Exercise details: Using the listing below, report all lines holding the word "наименование".
* start Task data *
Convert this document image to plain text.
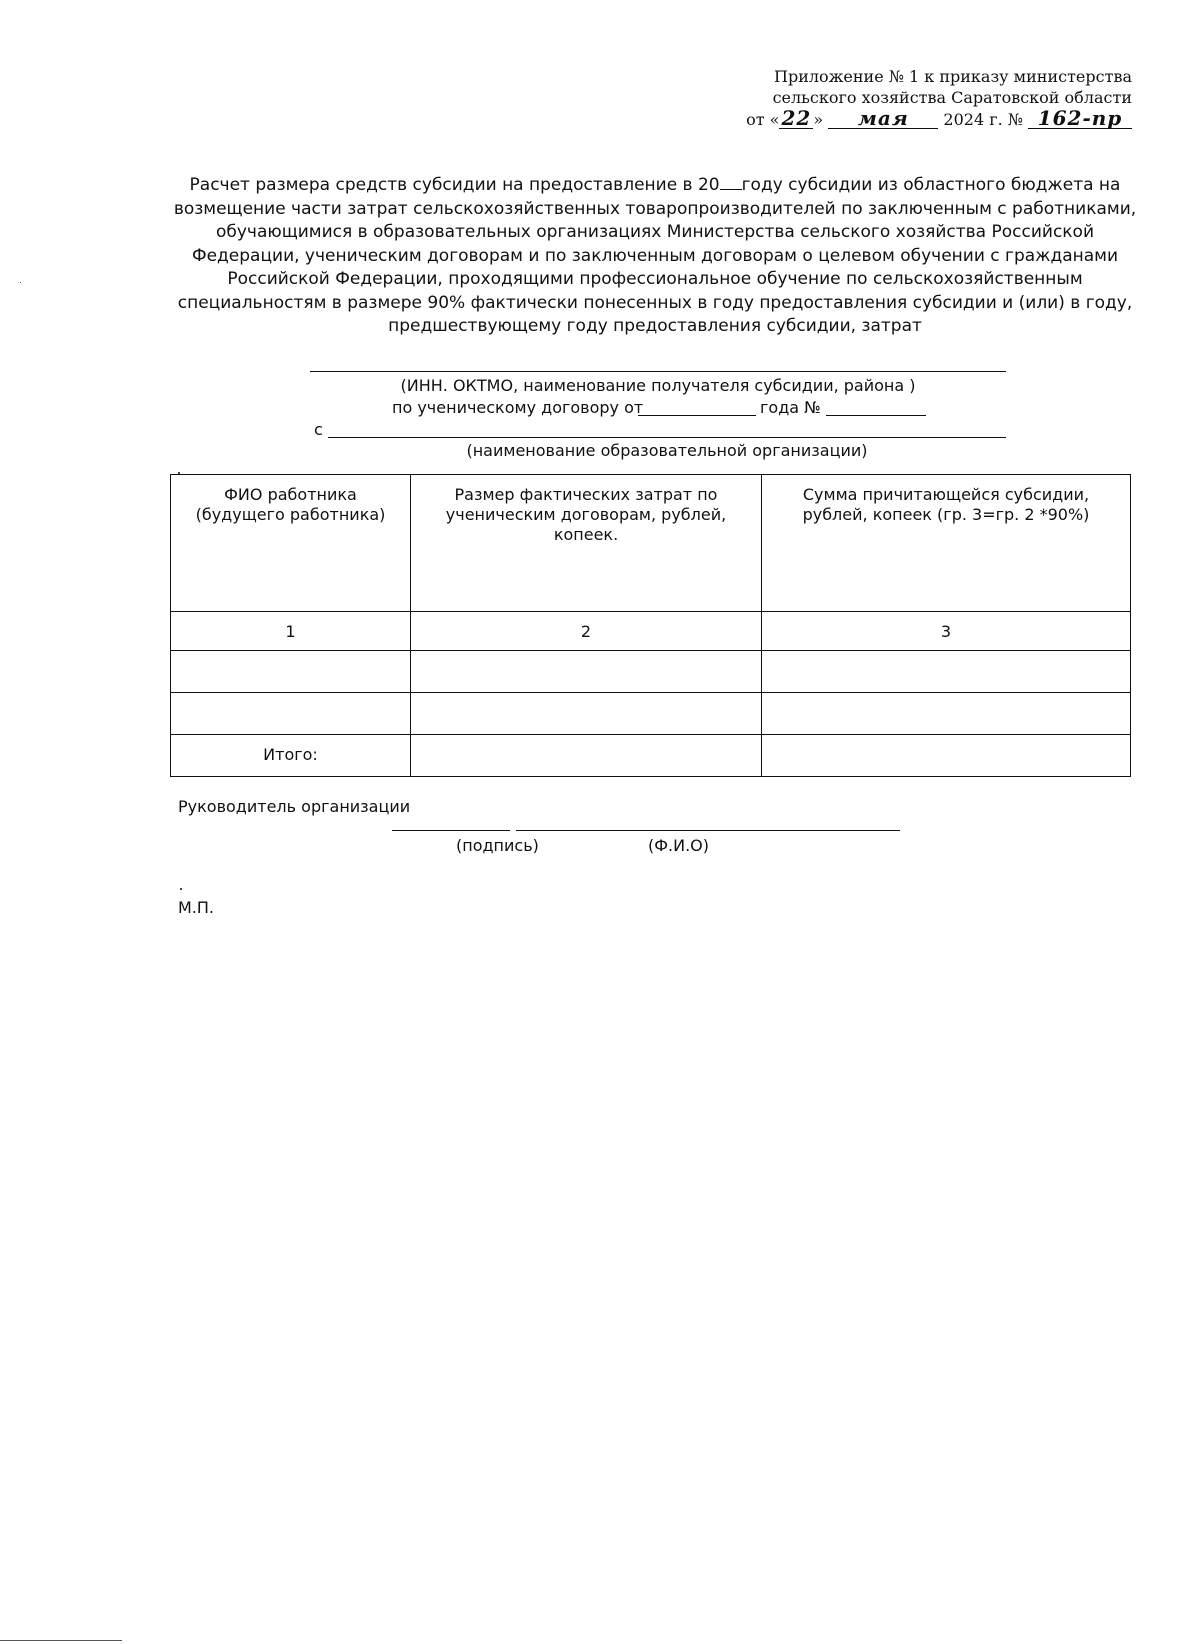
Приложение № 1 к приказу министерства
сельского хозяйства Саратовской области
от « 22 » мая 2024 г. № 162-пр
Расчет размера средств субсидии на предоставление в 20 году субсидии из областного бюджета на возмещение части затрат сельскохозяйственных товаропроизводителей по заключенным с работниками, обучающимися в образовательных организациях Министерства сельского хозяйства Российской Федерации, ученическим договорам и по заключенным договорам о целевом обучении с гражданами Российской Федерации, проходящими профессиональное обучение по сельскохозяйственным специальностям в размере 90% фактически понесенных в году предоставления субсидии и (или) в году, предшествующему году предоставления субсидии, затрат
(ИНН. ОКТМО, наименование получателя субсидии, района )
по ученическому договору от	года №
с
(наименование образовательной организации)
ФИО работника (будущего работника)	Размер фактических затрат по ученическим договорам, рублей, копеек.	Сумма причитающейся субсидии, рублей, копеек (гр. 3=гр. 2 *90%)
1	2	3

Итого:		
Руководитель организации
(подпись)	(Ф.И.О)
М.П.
* end Task data *
* start Task data *
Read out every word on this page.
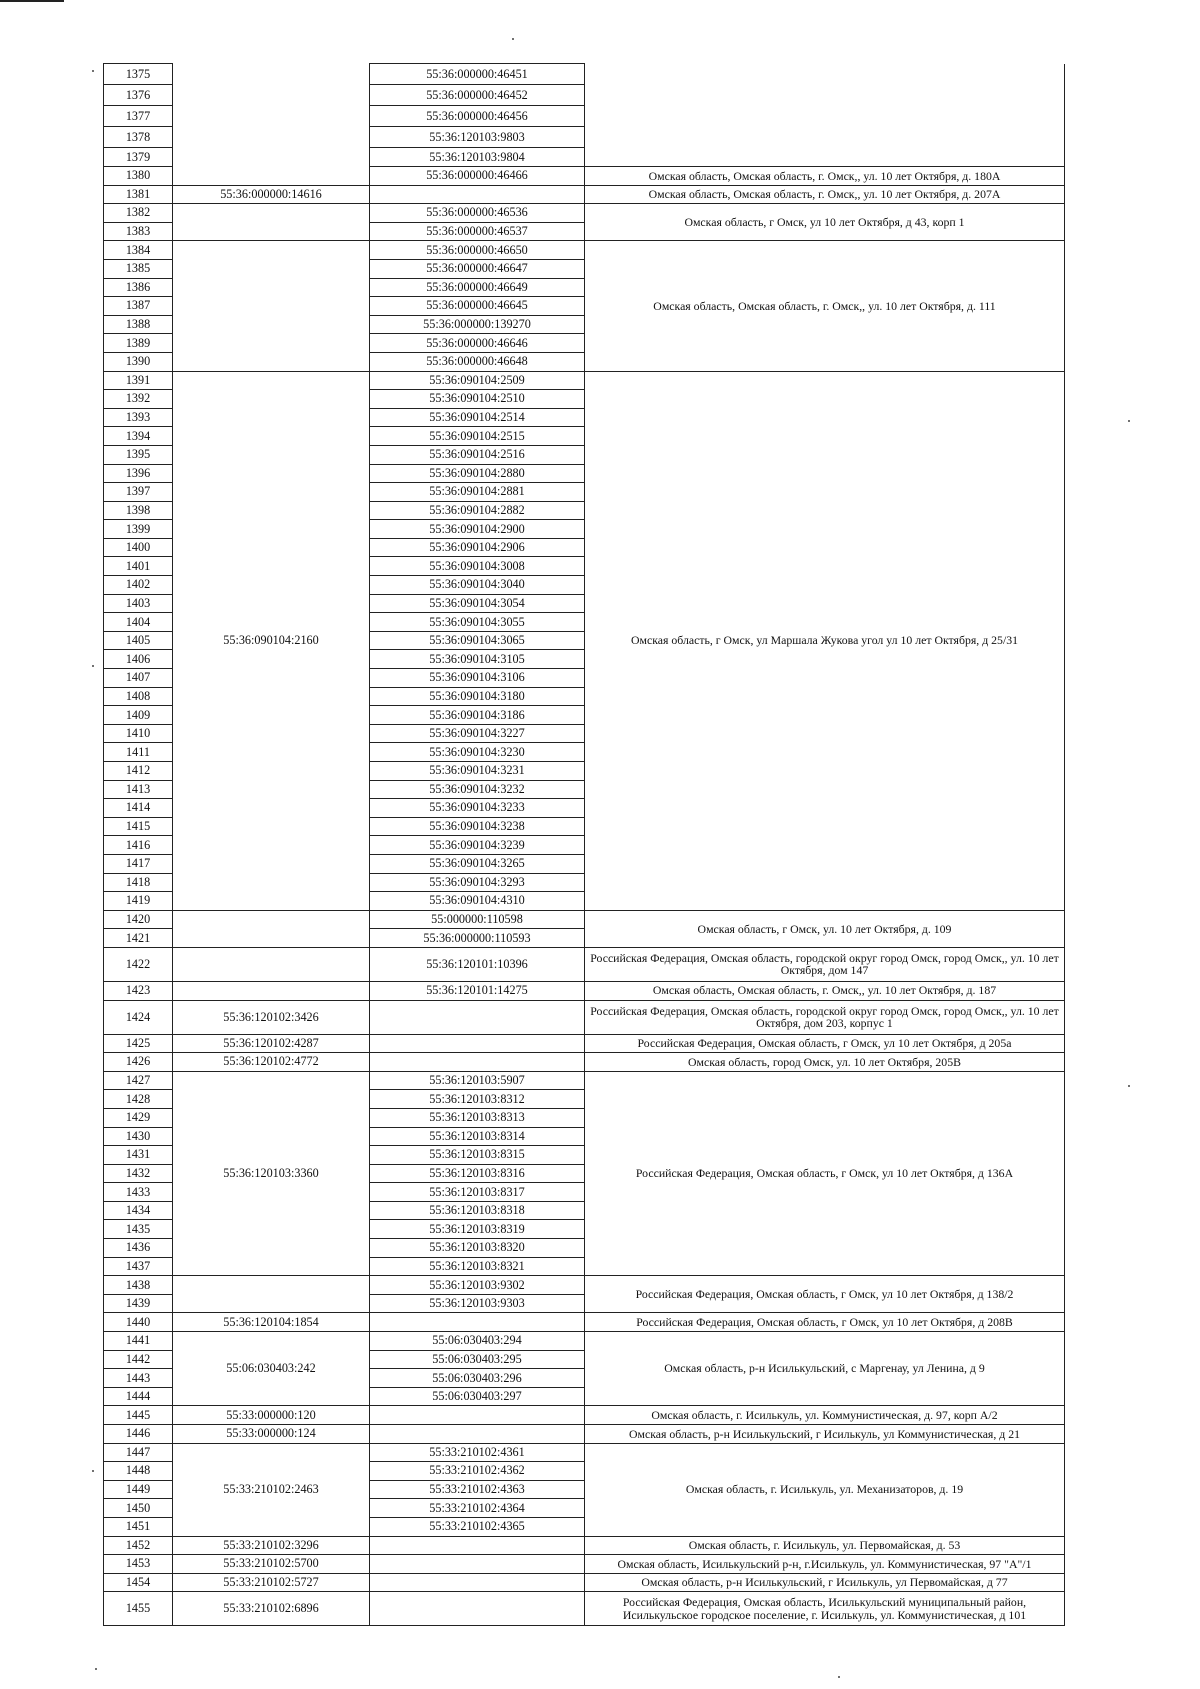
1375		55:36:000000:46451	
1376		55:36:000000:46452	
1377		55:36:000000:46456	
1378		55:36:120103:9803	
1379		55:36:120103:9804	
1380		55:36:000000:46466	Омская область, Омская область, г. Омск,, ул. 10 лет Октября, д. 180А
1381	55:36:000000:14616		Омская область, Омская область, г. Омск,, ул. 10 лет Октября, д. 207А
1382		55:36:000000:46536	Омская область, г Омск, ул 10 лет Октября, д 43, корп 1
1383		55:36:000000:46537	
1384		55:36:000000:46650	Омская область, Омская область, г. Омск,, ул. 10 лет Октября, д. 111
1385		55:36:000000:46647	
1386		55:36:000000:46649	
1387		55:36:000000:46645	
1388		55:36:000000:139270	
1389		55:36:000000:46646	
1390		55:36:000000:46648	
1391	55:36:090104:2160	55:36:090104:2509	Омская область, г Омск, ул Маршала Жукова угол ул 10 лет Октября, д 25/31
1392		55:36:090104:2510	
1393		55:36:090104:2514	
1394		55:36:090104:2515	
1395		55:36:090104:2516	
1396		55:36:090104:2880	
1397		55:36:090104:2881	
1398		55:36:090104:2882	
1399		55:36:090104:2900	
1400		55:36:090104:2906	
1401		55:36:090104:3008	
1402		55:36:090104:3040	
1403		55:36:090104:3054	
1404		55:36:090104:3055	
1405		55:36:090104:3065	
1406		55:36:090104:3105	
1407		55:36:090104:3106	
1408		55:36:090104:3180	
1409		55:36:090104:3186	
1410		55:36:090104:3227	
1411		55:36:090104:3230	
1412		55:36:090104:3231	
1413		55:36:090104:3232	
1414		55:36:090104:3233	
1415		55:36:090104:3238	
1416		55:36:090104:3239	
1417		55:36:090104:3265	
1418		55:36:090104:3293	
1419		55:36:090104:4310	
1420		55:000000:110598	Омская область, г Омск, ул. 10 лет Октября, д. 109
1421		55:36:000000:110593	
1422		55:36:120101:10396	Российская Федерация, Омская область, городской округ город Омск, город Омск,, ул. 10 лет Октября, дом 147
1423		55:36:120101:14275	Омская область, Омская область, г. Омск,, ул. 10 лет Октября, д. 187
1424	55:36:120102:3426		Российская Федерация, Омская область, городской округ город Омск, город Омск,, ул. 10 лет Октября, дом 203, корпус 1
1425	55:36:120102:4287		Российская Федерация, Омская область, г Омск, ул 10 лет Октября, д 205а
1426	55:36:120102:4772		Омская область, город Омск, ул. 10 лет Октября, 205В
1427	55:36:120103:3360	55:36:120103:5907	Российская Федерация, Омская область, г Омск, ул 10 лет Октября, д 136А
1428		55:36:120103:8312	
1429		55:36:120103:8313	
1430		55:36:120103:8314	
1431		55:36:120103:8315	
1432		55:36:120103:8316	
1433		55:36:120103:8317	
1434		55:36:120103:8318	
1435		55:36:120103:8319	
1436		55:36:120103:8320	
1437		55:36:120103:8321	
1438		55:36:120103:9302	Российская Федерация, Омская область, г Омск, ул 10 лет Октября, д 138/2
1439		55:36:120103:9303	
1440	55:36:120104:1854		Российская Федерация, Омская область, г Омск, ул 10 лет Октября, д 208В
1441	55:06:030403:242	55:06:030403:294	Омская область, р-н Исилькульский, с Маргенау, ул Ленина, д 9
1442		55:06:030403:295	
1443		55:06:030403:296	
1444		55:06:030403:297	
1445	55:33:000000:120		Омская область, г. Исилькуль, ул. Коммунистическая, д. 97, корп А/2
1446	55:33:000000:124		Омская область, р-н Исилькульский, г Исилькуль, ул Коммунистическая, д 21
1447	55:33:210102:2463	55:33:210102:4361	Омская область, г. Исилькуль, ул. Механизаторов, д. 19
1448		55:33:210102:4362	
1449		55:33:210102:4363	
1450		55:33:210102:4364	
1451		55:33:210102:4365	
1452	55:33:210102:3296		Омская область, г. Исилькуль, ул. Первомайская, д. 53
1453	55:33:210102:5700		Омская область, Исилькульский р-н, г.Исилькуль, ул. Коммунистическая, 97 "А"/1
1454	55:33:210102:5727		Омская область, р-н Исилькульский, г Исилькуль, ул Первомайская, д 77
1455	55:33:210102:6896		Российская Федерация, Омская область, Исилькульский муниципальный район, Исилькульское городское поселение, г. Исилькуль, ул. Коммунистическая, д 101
* end Task data *
* start Task data *
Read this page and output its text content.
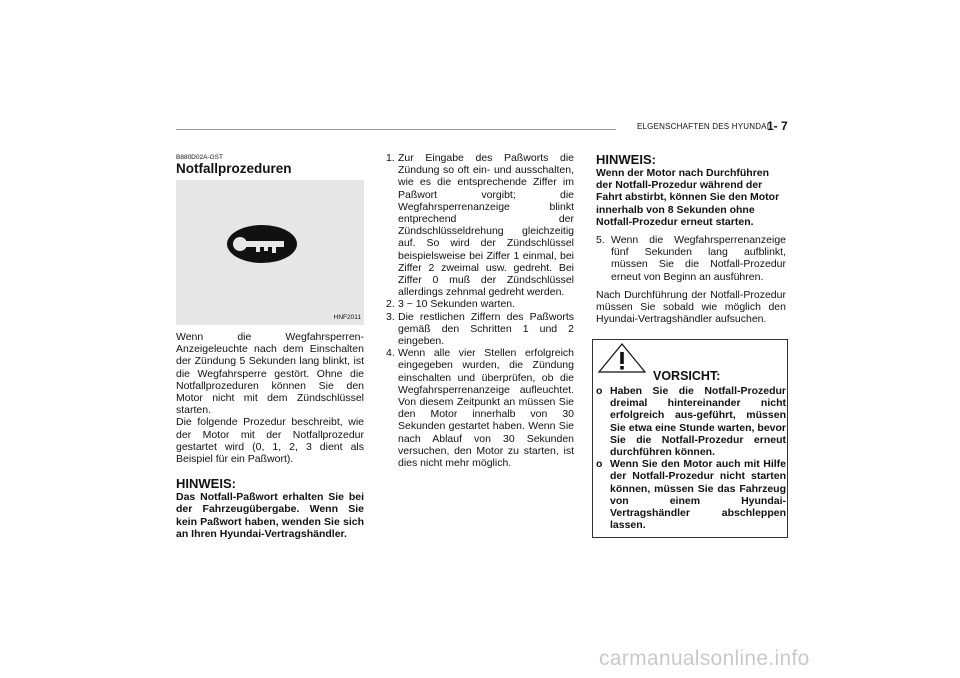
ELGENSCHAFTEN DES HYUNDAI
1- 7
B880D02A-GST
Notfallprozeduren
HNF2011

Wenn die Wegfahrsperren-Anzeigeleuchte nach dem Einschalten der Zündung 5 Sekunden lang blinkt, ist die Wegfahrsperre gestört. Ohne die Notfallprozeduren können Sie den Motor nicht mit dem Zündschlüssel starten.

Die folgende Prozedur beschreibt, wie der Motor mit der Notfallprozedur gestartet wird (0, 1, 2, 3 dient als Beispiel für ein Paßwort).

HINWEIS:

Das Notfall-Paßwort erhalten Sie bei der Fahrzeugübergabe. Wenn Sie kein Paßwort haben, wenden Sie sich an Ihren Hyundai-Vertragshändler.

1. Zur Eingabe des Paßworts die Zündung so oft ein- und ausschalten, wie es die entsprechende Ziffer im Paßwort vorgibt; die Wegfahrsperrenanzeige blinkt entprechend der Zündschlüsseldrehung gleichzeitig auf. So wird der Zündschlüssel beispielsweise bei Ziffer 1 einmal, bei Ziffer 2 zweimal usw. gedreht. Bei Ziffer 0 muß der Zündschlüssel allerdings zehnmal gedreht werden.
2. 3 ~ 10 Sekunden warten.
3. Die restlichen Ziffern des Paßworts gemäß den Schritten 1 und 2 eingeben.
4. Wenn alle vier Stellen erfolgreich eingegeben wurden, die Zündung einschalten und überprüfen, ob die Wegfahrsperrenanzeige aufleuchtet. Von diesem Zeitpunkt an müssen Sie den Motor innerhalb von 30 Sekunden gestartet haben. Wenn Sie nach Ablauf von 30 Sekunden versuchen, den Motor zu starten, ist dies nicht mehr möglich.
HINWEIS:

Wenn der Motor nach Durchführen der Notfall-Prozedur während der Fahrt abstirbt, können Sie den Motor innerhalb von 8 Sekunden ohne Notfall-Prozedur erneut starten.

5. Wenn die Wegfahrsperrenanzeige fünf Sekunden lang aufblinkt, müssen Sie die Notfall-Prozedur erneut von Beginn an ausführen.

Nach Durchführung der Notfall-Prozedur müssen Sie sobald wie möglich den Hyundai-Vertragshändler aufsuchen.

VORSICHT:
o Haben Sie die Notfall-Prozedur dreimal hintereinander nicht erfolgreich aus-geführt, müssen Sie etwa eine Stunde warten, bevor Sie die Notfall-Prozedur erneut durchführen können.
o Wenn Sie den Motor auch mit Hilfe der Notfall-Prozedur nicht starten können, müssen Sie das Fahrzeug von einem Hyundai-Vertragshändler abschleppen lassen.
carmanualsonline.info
* end Task data *
Correct result:
(ИНН. ОКТМО, наименование получателя субсидии, района )
(наименование образовательной организации)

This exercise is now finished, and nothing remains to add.